## start

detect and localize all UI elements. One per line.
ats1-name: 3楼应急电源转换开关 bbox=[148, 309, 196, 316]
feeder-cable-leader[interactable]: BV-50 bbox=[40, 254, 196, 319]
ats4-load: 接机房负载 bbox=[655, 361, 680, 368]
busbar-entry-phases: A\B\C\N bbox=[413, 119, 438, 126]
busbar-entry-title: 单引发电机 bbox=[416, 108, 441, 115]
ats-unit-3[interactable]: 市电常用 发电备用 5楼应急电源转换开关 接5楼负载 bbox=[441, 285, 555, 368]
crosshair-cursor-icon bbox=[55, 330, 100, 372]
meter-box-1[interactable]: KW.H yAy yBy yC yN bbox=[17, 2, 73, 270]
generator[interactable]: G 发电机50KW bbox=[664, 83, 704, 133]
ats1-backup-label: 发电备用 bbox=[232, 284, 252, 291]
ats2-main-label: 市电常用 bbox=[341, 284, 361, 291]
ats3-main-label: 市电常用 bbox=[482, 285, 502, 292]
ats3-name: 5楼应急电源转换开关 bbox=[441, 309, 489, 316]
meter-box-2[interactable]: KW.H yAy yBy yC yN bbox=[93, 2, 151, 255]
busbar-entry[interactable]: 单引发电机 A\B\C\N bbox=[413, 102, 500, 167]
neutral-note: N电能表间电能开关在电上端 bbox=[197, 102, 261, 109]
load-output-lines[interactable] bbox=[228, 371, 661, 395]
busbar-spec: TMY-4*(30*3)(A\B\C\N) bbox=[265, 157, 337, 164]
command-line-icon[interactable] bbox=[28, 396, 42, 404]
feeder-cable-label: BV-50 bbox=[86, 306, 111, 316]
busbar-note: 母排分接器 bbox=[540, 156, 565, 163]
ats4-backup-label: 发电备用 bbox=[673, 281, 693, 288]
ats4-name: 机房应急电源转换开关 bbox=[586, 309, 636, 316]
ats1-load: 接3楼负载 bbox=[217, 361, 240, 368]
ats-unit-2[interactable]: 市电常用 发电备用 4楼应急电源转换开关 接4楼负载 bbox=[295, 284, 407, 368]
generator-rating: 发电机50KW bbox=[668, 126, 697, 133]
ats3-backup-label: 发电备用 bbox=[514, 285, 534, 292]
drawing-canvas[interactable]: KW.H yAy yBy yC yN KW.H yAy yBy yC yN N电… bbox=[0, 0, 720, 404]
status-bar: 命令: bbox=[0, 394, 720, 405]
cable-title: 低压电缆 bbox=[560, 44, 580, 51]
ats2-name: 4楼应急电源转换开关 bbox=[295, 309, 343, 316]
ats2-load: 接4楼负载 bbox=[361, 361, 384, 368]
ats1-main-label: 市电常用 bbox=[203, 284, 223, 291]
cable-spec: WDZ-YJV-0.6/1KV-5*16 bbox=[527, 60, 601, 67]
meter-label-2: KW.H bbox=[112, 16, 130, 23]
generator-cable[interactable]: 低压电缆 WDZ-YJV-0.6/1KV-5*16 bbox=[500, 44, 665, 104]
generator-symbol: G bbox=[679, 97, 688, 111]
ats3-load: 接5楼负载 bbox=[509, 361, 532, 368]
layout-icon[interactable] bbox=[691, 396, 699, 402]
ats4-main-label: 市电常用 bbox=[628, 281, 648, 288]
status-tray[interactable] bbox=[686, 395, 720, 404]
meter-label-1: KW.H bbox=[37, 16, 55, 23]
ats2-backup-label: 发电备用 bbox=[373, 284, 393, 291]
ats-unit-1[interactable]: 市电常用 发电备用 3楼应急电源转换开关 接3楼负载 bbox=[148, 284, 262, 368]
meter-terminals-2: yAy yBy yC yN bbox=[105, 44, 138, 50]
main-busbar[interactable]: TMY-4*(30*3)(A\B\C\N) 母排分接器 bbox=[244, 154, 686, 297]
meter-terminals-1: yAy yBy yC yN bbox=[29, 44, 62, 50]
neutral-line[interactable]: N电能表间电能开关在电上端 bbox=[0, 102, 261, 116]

## end

Prompt:
Arrange the records as a numbered list, starting from their first line and ending with the line that contains "feeder-cable-label: BV-50 bbox=[86, 306, 111, 316]". Omit any blank lines.

Solved exercise:
1. detect and localize all UI elements. One per line.
2. ats1-name: 3楼应急电源转换开关 bbox=[148, 309, 196, 316]
3. feeder-cable-leader[interactable]: BV-50 bbox=[40, 254, 196, 319]
4. ats4-load: 接机房负载 bbox=[655, 361, 680, 368]
5. busbar-entry-phases: A\B\C\N bbox=[413, 119, 438, 126]
6. busbar-entry-title: 单引发电机 bbox=[416, 108, 441, 115]
7. ats-unit-3[interactable]: 市电常用 发电备用 5楼应急电源转换开关 接5楼负载 bbox=[441, 285, 555, 368]
8. crosshair-cursor-icon bbox=[55, 330, 100, 372]
9. meter-box-1[interactable]: KW.H yAy yBy yC yN bbox=[17, 2, 73, 270]
10. generator[interactable]: G 发电机50KW bbox=[664, 83, 704, 133]
11. ats1-backup-label: 发电备用 bbox=[232, 284, 252, 291]
12. ats2-main-label: 市电常用 bbox=[341, 284, 361, 291]
13. ats3-main-label: 市电常用 bbox=[482, 285, 502, 292]
14. ats3-name: 5楼应急电源转换开关 bbox=[441, 309, 489, 316]
15. meter-box-2[interactable]: KW.H yAy yBy yC yN bbox=[93, 2, 151, 255]
16. busbar-entry[interactable]: 单引发电机 A\B\C\N bbox=[413, 102, 500, 167]
17. neutral-note: N电能表间电能开关在电上端 bbox=[197, 102, 261, 109]
18. load-output-lines[interactable] bbox=[228, 371, 661, 395]
19. busbar-spec: TMY-4*(30*3)(A\B\C\N) bbox=[265, 157, 337, 164]
20. command-line-icon[interactable] bbox=[28, 396, 42, 404]
21. feeder-cable-label: BV-50 bbox=[86, 306, 111, 316]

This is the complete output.